Work to be completed: Some lines in the listing below may include the string "color". How many are there? Give only the number.

Dataset records:
>> BEGIN

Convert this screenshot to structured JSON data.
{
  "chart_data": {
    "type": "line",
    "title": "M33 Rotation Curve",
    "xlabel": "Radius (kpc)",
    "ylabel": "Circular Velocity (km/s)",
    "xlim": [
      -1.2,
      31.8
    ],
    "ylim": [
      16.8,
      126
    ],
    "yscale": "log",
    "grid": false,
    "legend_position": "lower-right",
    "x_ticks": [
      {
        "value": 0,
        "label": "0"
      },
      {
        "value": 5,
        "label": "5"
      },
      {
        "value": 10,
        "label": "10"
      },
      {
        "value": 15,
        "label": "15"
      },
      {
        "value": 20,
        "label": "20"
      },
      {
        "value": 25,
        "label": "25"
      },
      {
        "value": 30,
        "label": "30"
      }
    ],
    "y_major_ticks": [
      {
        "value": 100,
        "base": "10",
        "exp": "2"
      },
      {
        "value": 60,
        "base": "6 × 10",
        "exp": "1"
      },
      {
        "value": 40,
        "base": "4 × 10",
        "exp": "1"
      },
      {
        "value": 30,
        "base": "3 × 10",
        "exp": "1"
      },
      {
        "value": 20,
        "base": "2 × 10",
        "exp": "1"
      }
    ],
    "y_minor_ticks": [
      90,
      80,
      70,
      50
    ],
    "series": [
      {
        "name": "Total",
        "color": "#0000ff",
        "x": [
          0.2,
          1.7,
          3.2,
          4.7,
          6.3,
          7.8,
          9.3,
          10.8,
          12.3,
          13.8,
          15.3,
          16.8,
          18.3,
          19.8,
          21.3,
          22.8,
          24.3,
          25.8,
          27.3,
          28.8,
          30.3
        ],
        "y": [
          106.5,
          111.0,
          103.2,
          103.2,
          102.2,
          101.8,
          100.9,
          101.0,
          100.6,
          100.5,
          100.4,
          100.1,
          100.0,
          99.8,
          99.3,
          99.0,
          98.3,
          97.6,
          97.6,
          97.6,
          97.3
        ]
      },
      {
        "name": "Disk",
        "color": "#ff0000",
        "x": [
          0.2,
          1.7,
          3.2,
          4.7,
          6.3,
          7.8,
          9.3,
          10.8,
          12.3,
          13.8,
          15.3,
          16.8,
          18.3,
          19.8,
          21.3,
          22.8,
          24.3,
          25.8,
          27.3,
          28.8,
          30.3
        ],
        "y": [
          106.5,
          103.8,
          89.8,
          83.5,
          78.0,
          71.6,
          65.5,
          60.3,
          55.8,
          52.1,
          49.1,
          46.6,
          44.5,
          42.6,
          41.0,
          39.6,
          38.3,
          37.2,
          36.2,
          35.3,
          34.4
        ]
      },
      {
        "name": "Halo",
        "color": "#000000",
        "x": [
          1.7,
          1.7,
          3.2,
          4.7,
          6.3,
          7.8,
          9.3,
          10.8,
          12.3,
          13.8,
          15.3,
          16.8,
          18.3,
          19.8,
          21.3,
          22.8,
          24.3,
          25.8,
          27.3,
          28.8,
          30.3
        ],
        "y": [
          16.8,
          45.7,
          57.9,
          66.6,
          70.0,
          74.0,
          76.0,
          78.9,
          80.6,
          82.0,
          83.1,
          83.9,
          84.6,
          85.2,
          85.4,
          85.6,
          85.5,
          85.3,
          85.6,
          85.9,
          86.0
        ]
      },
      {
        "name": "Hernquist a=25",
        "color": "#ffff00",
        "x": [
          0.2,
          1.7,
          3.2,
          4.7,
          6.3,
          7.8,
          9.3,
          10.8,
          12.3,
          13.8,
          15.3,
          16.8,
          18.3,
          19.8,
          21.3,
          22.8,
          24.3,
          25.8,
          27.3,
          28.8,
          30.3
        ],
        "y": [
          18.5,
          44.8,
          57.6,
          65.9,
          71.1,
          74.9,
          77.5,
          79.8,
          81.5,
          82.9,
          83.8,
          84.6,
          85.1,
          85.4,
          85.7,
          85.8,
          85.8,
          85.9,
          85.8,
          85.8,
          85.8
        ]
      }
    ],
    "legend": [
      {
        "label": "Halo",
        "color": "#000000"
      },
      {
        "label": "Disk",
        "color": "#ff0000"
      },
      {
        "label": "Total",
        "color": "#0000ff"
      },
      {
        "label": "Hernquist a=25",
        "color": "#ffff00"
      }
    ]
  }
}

>> END

Reply: 8